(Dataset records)
════
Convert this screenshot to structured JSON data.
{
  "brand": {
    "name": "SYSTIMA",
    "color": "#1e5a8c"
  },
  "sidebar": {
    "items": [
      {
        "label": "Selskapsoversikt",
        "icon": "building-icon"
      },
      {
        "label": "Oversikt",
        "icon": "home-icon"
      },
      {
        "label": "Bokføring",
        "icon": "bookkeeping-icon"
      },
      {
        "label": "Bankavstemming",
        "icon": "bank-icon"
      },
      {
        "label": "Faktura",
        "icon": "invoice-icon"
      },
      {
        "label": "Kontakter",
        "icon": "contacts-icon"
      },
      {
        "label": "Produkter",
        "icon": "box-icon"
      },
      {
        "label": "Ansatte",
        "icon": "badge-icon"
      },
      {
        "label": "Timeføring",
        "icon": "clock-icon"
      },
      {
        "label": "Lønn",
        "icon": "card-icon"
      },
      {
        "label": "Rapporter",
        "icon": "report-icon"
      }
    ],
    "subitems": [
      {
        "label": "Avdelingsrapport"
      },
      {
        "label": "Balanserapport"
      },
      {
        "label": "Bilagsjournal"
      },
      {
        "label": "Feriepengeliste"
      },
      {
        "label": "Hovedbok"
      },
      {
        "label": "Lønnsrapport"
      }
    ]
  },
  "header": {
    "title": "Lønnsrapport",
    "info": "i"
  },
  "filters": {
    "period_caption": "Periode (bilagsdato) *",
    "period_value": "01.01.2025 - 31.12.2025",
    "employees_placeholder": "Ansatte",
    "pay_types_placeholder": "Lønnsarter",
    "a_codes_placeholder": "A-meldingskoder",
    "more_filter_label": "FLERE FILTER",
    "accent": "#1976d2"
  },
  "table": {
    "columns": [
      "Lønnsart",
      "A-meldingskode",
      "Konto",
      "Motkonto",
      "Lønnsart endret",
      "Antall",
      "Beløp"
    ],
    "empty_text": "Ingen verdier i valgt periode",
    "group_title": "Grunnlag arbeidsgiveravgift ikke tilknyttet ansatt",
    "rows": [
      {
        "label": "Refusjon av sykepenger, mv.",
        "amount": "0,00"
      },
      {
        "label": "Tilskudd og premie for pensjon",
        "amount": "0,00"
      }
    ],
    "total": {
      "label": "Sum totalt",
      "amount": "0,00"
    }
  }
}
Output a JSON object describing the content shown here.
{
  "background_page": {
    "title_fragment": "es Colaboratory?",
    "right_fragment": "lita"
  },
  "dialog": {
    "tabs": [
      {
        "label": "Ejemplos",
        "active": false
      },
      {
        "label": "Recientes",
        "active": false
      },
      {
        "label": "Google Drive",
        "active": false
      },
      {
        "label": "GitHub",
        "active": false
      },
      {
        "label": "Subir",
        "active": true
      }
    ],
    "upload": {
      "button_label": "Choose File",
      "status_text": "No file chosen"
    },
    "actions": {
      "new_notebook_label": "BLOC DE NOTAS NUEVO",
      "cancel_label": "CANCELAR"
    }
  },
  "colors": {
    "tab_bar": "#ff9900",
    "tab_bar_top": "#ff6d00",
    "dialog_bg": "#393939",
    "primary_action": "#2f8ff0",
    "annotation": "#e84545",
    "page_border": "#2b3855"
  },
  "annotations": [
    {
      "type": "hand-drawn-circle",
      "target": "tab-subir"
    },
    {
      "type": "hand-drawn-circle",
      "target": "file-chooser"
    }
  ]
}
════
• WHAT TO PRODUCE:
Locate the line with "Output a JSON" in the entries above; extract it and every line after it, verbatim.

• REPLY TO THE EXERCISE:
Output a JSON object describing the content shown here.
{
  "background_page": {
    "title_fragment": "es Colaboratory?",
    "right_fragment": "lita"
  },
  "dialog": {
    "tabs": [
      {
        "label": "Ejemplos",
        "active": false
      },
      {
        "label": "Recientes",
        "active": false
      },
      {
        "label": "Google Drive",
        "active": false
      },
      {
        "label": "GitHub",
        "active": false
      },
      {
        "label": "Subir",
        "active": true
      }
    ],
    "upload": {
      "button_label": "Choose File",
      "status_text": "No file chosen"
    },
    "actions": {
      "new_notebook_label": "BLOC DE NOTAS NUEVO",
      "cancel_label": "CANCELAR"
    }
  },
  "colors": {
    "tab_bar": "#ff9900",
    "tab_bar_top": "#ff6d00",
    "dialog_bg": "#393939",
    "primary_action": "#2f8ff0",
    "annotation": "#e84545",
    "page_border": "#2b3855"
  },
  "annotations": [
    {
      "type": "hand-drawn-circle",
      "target": "tab-subir"
    },
    {
      "type": "hand-drawn-circle",
      "target": "file-chooser"
    }
  ]
}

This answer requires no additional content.